-- start of SUPPLIED RECORDS --
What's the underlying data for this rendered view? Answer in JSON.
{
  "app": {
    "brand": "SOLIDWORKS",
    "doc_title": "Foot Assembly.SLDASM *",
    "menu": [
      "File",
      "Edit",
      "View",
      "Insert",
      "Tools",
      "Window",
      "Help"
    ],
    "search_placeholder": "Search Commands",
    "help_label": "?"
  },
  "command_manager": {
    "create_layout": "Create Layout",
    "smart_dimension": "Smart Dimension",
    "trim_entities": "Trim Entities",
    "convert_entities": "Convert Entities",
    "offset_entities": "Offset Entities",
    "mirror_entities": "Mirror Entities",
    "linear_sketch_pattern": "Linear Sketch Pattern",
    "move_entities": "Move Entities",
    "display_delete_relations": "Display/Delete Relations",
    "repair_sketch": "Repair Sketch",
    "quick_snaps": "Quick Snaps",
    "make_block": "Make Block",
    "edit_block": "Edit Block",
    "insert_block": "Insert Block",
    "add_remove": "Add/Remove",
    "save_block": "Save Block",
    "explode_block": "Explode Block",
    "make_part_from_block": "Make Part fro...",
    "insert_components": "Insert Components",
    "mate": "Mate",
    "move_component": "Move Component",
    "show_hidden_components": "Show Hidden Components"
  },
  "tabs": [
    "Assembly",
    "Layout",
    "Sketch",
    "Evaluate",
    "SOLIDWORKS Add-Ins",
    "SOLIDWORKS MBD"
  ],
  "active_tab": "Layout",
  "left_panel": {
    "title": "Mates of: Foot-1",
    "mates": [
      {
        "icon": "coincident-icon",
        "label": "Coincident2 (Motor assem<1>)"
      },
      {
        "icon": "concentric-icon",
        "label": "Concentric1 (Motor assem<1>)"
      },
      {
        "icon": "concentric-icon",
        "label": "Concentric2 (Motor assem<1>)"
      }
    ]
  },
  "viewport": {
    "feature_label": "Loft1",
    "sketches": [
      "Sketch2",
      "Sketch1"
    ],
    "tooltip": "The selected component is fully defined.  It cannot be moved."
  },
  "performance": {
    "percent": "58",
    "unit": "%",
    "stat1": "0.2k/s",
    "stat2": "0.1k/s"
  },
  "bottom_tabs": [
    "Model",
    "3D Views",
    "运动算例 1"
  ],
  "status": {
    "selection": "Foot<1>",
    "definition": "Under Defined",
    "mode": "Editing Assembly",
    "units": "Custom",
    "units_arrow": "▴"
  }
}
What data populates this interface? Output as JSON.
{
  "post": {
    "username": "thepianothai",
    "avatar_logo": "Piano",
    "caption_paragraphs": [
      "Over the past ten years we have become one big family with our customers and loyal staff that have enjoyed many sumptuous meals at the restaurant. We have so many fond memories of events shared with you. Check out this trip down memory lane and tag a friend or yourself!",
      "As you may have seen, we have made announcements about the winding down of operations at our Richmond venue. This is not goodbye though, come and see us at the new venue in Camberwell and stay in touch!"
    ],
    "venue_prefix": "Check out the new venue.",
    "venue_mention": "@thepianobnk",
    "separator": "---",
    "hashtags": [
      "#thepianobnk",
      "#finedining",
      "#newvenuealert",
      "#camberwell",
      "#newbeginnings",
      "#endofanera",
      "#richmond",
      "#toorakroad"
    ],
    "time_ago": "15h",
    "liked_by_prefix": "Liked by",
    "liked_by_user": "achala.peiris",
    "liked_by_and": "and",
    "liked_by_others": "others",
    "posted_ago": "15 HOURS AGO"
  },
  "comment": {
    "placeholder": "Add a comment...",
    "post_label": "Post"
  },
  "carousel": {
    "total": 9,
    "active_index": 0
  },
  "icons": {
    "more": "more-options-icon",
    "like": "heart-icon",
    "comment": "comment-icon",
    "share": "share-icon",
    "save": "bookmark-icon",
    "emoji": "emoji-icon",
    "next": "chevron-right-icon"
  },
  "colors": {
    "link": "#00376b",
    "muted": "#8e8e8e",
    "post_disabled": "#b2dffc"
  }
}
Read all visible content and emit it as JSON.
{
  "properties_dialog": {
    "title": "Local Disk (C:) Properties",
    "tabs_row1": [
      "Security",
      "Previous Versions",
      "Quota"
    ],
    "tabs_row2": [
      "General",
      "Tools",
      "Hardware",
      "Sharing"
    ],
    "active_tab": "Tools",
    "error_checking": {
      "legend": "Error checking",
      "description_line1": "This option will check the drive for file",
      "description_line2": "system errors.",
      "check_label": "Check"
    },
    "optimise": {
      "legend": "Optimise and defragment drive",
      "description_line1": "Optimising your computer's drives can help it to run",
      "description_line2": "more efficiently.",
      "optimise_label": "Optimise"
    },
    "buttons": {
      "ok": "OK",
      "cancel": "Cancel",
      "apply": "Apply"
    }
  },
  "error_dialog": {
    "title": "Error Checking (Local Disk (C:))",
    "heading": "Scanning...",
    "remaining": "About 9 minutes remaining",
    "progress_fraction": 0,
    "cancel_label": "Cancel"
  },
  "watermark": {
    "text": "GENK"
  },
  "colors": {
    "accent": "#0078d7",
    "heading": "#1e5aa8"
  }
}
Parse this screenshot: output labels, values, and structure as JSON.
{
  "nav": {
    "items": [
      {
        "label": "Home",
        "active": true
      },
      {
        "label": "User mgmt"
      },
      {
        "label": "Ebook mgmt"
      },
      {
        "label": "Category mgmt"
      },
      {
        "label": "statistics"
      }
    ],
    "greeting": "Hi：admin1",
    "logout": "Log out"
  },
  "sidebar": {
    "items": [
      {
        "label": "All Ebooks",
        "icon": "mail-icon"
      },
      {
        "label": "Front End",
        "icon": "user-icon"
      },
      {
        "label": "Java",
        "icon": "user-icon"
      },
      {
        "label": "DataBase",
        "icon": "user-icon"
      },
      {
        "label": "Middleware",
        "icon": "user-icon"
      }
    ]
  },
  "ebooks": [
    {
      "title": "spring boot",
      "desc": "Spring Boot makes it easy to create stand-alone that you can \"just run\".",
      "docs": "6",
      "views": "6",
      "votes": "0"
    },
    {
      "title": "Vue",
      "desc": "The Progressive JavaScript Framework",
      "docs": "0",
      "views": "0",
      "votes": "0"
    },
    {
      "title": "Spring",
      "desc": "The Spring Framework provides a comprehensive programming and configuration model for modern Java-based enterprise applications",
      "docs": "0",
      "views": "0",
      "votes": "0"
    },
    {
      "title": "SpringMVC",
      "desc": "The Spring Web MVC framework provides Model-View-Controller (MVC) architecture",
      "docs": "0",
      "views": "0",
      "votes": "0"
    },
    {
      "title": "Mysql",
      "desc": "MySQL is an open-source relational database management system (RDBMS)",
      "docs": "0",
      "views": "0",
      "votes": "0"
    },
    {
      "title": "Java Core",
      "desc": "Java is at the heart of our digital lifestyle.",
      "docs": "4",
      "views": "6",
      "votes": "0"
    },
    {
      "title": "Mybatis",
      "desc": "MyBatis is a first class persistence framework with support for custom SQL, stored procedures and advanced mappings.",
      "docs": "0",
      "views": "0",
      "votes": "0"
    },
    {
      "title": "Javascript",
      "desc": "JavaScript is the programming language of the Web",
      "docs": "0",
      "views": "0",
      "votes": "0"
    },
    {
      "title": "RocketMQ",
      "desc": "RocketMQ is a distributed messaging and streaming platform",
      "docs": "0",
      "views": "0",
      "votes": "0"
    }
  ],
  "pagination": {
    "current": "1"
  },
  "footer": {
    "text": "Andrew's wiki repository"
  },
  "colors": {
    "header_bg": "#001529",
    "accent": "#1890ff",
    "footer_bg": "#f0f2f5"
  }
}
-- end of SUPPLIED RECORDS --
-- start of SUPPLIED RECORDS --
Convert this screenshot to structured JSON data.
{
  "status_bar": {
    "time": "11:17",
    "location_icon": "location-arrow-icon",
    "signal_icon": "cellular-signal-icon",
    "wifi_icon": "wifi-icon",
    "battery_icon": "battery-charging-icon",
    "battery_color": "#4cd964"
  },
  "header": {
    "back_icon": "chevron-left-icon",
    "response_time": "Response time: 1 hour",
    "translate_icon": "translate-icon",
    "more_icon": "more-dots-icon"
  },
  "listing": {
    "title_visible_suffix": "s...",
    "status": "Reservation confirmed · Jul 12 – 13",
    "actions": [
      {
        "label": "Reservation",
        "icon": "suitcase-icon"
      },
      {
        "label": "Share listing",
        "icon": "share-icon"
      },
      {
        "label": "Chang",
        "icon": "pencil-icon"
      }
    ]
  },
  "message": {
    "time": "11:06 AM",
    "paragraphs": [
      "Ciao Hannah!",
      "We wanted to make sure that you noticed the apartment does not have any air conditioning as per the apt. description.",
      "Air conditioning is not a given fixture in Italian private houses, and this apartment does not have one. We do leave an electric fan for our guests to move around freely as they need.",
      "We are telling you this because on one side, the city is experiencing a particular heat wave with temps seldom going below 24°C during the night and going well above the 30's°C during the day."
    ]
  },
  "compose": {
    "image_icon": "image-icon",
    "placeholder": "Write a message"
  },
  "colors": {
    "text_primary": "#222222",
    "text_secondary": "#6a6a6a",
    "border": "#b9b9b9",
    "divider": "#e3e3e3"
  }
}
-- end of SUPPLIED RECORDS --
■ **DIRECTION**
Answer with one number only: how many lines above contain the word "Disk".

■ **FULL ANSWER**
2